*Given task*. Your task is to repeat the listing exactly.

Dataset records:
########

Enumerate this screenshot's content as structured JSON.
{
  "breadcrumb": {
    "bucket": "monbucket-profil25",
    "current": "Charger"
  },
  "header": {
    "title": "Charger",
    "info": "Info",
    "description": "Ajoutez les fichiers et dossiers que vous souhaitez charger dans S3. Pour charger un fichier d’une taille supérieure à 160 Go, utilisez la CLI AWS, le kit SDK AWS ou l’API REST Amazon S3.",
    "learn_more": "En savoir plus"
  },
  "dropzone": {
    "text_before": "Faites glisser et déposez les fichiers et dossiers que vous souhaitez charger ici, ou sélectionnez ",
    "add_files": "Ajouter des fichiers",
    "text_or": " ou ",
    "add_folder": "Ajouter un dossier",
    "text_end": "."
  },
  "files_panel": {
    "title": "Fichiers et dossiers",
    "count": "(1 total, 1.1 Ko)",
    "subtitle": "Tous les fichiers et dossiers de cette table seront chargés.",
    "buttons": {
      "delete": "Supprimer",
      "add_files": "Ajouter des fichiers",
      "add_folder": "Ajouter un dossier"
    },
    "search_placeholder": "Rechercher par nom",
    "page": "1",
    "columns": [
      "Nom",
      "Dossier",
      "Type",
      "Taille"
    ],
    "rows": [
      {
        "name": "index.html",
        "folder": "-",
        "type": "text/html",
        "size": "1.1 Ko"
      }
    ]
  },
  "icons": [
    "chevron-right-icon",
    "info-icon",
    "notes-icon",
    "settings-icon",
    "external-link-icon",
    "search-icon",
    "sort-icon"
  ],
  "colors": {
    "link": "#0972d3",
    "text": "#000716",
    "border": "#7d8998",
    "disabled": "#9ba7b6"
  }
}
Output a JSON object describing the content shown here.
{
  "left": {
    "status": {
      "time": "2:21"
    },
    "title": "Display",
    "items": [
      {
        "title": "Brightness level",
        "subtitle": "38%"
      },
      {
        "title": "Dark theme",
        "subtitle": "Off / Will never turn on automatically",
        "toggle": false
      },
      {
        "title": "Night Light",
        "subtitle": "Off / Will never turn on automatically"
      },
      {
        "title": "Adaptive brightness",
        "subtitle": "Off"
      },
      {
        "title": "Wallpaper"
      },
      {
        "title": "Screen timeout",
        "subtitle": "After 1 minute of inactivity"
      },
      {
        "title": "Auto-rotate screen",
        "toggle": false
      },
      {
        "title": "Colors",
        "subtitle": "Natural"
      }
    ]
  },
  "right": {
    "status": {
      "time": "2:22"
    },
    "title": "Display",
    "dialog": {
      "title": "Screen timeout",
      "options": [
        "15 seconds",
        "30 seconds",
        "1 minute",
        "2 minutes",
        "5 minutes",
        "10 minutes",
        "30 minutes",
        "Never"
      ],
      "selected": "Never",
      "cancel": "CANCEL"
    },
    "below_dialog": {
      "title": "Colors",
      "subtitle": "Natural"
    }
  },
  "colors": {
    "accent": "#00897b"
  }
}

########

*Result of this task*.
Enumerate this screenshot's content as structured JSON.
{
  "breadcrumb": {
    "bucket": "monbucket-profil25",
    "current": "Charger"
  },
  "header": {
    "title": "Charger",
    "info": "Info",
    "description": "Ajoutez les fichiers et dossiers que vous souhaitez charger dans S3. Pour charger un fichier d’une taille supérieure à 160 Go, utilisez la CLI AWS, le kit SDK AWS ou l’API REST Amazon S3.",
    "learn_more": "En savoir plus"
  },
  "dropzone": {
    "text_before": "Faites glisser et déposez les fichiers et dossiers que vous souhaitez charger ici, ou sélectionnez ",
    "add_files": "Ajouter des fichiers",
    "text_or": " ou ",
    "add_folder": "Ajouter un dossier",
    "text_end": "."
  },
  "files_panel": {
    "title": "Fichiers et dossiers",
    "count": "(1 total, 1.1 Ko)",
    "subtitle": "Tous les fichiers et dossiers de cette table seront chargés.",
    "buttons": {
      "delete": "Supprimer",
      "add_files": "Ajouter des fichiers",
      "add_folder": "Ajouter un dossier"
    },
    "search_placeholder": "Rechercher par nom",
    "page": "1",
    "columns": [
      "Nom",
      "Dossier",
      "Type",
      "Taille"
    ],
    "rows": [
      {
        "name": "index.html",
        "folder": "-",
        "type": "text/html",
        "size": "1.1 Ko"
      }
    ]
  },
  "icons": [
    "chevron-right-icon",
    "info-icon",
    "notes-icon",
    "settings-icon",
    "external-link-icon",
    "search-icon",
    "sort-icon"
  ],
  "colors": {
    "link": "#0972d3",
    "text": "#000716",
    "border": "#7d8998",
    "disabled": "#9ba7b6"
  }
}
Output a JSON object describing the content shown here.
{
  "left": {
    "status": {
      "time": "2:21"
    },
    "title": "Display",
    "items": [
      {
        "title": "Brightness level",
        "subtitle": "38%"
      },
      {
        "title": "Dark theme",
        "subtitle": "Off / Will never turn on automatically",
        "toggle": false
      },
      {
        "title": "Night Light",
        "subtitle": "Off / Will never turn on automatically"
      },
      {
        "title": "Adaptive brightness",
        "subtitle": "Off"
      },
      {
        "title": "Wallpaper"
      },
      {
        "title": "Screen timeout",
        "subtitle": "After 1 minute of inactivity"
      },
      {
        "title": "Auto-rotate screen",
        "toggle": false
      },
      {
        "title": "Colors",
        "subtitle": "Natural"
      }
    ]
  },
  "right": {
    "status": {
      "time": "2:22"
    },
    "title": "Display",
    "dialog": {
      "title": "Screen timeout",
      "options": [
        "15 seconds",
        "30 seconds",
        "1 minute",
        "2 minutes",
        "5 minutes",
        "10 minutes",
        "30 minutes",
        "Never"
      ],
      "selected": "Never",
      "cancel": "CANCEL"
    },
    "below_dialog": {
      "title": "Colors",
      "subtitle": "Natural"
    }
  },
  "colors": {
    "accent": "#00897b"
  }
}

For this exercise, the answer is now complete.